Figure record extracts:
........

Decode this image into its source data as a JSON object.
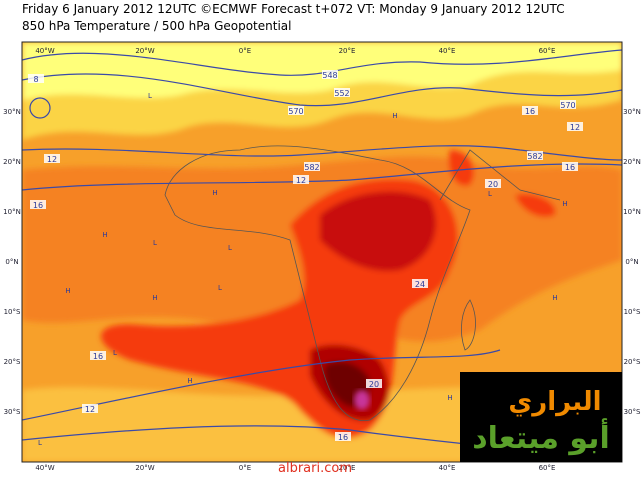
{
  "header": {
    "line1": "Friday 6 January 2012 12UTC ©ECMWF Forecast t+072 VT: Monday 9 January 2012 12UTC",
    "line2": "850 hPa Temperature / 500 hPa Geopotential"
  },
  "map": {
    "longitude_labels": [
      "40°W",
      "20°W",
      "0°E",
      "20°E",
      "40°E",
      "60°E"
    ],
    "latitude_labels": [
      "30°N",
      "20°N",
      "10°N",
      "0°N",
      "10°S",
      "20°S",
      "30°S"
    ],
    "contour_labels": [
      "548",
      "552",
      "570",
      "582",
      "570",
      "582",
      "8",
      "12",
      "16",
      "12",
      "16",
      "20",
      "16",
      "12",
      "16",
      "24",
      "20",
      "16",
      "12"
    ],
    "pressure_markers": [
      "L",
      "H",
      "L",
      "H",
      "H",
      "L",
      "H",
      "L",
      "H",
      "H",
      "L",
      "L",
      "H",
      "H",
      "L",
      "H"
    ]
  },
  "watermark": {
    "title": "البراري",
    "subtitle": "أبو ميتعاد",
    "site": "albrari.com"
  }
}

........

WORK REQUIRED: Keep the pictures out of the copy and write out the data exactly as it stands.

FINISHED ANSWER:
Decode this image into its source data as a JSON object.
{
  "header": {
    "line1": "Friday 6 January 2012 12UTC ©ECMWF Forecast t+072 VT: Monday 9 January 2012 12UTC",
    "line2": "850 hPa Temperature / 500 hPa Geopotential"
  },
  "map": {
    "longitude_labels": [
      "40°W",
      "20°W",
      "0°E",
      "20°E",
      "40°E",
      "60°E"
    ],
    "latitude_labels": [
      "30°N",
      "20°N",
      "10°N",
      "0°N",
      "10°S",
      "20°S",
      "30°S"
    ],
    "contour_labels": [
      "548",
      "552",
      "570",
      "582",
      "570",
      "582",
      "8",
      "12",
      "16",
      "12",
      "16",
      "20",
      "16",
      "12",
      "16",
      "24",
      "20",
      "16",
      "12"
    ],
    "pressure_markers": [
      "L",
      "H",
      "L",
      "H",
      "H",
      "L",
      "H",
      "L",
      "H",
      "H",
      "L",
      "L",
      "H",
      "H",
      "L",
      "H"
    ]
  },
  "watermark": {
    "title": "البراري",
    "subtitle": "أبو ميتعاد",
    "site": "albrari.com"
  }
}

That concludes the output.